Rows from a dataset:
----------------
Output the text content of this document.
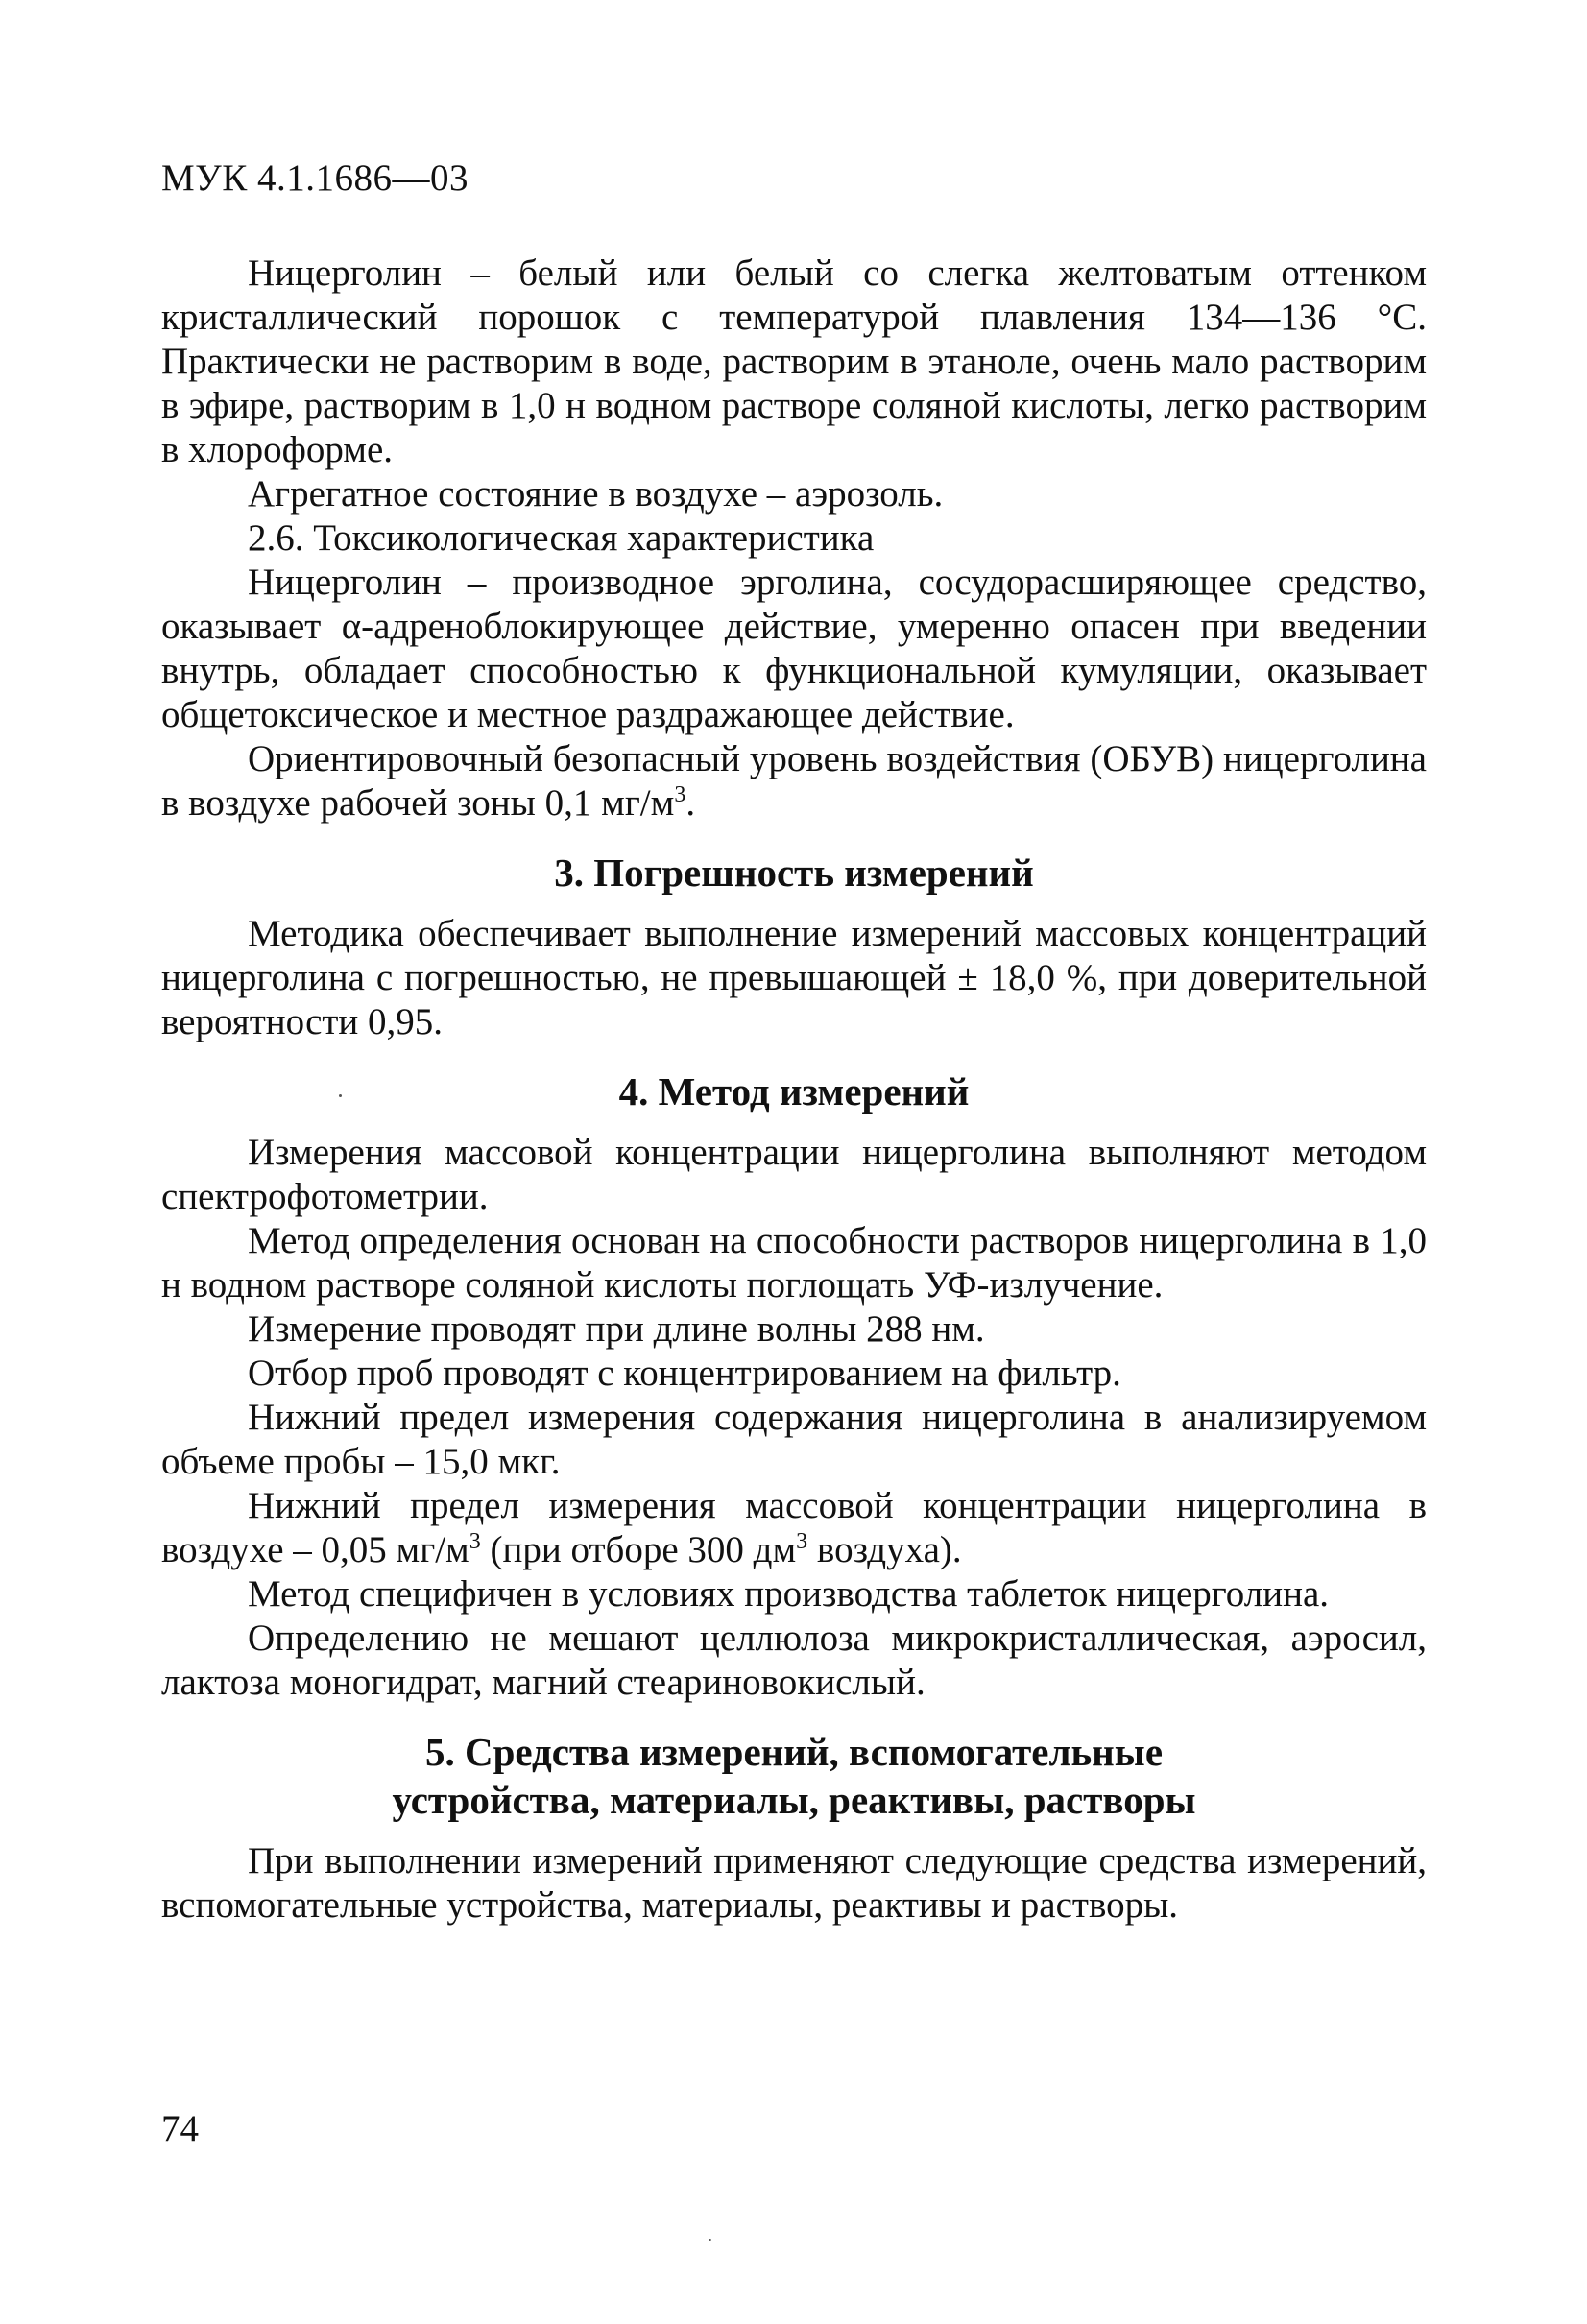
МУК 4.1.1686—03

Ницерголин – белый или белый со слегка желтоватым оттенком кристаллический порошок с температурой плавления 134—136 °С. Практически не растворим в воде, растворим в этаноле, очень мало растворим в эфире, растворим в 1,0 н водном растворе соляной кислоты, легко растворим в хлороформе.

Агрегатное состояние в воздухе – аэрозоль.

2.6. Токсикологическая характеристика

Ницерголин – производное эрголина, сосудорасширяющее средство, оказывает α-адреноблокирующее действие, умеренно опасен при введении внутрь, обладает способностью к функциональной кумуляции, оказывает общетоксическое и местное раздражающее действие.

Ориентировочный безопасный уровень воздействия (ОБУВ) ницерголина в воздухе рабочей зоны 0,1 $мг/м^3$.

3. Погрешность измерений

Методика обеспечивает выполнение измерений массовых концентраций ницерголина с погрешностью, не превышающей ± 18,0 %, при доверительной вероятности 0,95.

4. Метод измерений

Измерения массовой концентрации ницерголина выполняют методом спектрофотометрии.

Метод определения основан на способности растворов ницерголина в 1,0 н водном растворе соляной кислоты поглощать УФ-излучение.

Измерение проводят при длине волны 288 нм.

Отбор проб проводят с концентрированием на фильтр.

Нижний предел измерения содержания ницерголина в анализируемом объеме пробы – 15,0 мкг.

Нижний предел измерения массовой концентрации ницерголина в воздухе – 0,05 $мг/м^3$ (при отборе 300 $дм^3$ воздуха).

Метод специфичен в условиях производства таблеток ницерголина.

Определению не мешают целлюлоза микрокристаллическая, аэросил, лактоза моногидрат, магний стеариновокислый.

5. Средства измерений, вспомогательные
устройства, материалы, реактивы, растворы

При выполнении измерений применяют следующие средства измерений, вспомогательные устройства, материалы, реактивы и растворы.

74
----------------
What is required:
Write the full listing out again with every line unchanged, but include no pictures.

Solved exercise:
Output the text content of this document.
МУК 4.1.1686—03

Ницерголин – белый или белый со слегка желтоватым оттенком кристаллический порошок с температурой плавления 134—136 °С. Практически не растворим в воде, растворим в этаноле, очень мало растворим в эфире, растворим в 1,0 н водном растворе соляной кислоты, легко растворим в хлороформе.

Агрегатное состояние в воздухе – аэрозоль.

2.6. Токсикологическая характеристика

Ницерголин – производное эрголина, сосудорасширяющее средство, оказывает α-адреноблокирующее действие, умеренно опасен при введении внутрь, обладает способностью к функциональной кумуляции, оказывает общетоксическое и местное раздражающее действие.

Ориентировочный безопасный уровень воздействия (ОБУВ) ницерголина в воздухе рабочей зоны 0,1 $мг/м^3$.

3. Погрешность измерений

Методика обеспечивает выполнение измерений массовых концентраций ницерголина с погрешностью, не превышающей ± 18,0 %, при доверительной вероятности 0,95.

4. Метод измерений

Измерения массовой концентрации ницерголина выполняют методом спектрофотометрии.

Метод определения основан на способности растворов ницерголина в 1,0 н водном растворе соляной кислоты поглощать УФ-излучение.

Измерение проводят при длине волны 288 нм.

Отбор проб проводят с концентрированием на фильтр.

Нижний предел измерения содержания ницерголина в анализируемом объеме пробы – 15,0 мкг.

Нижний предел измерения массовой концентрации ницерголина в воздухе – 0,05 $мг/м^3$ (при отборе 300 $дм^3$ воздуха).

Метод специфичен в условиях производства таблеток ницерголина.

Определению не мешают целлюлоза микрокристаллическая, аэросил, лактоза моногидрат, магний стеариновокислый.

5. Средства измерений, вспомогательные
устройства, материалы, реактивы, растворы

При выполнении измерений применяют следующие средства измерений, вспомогательные устройства, материалы, реактивы и растворы.

74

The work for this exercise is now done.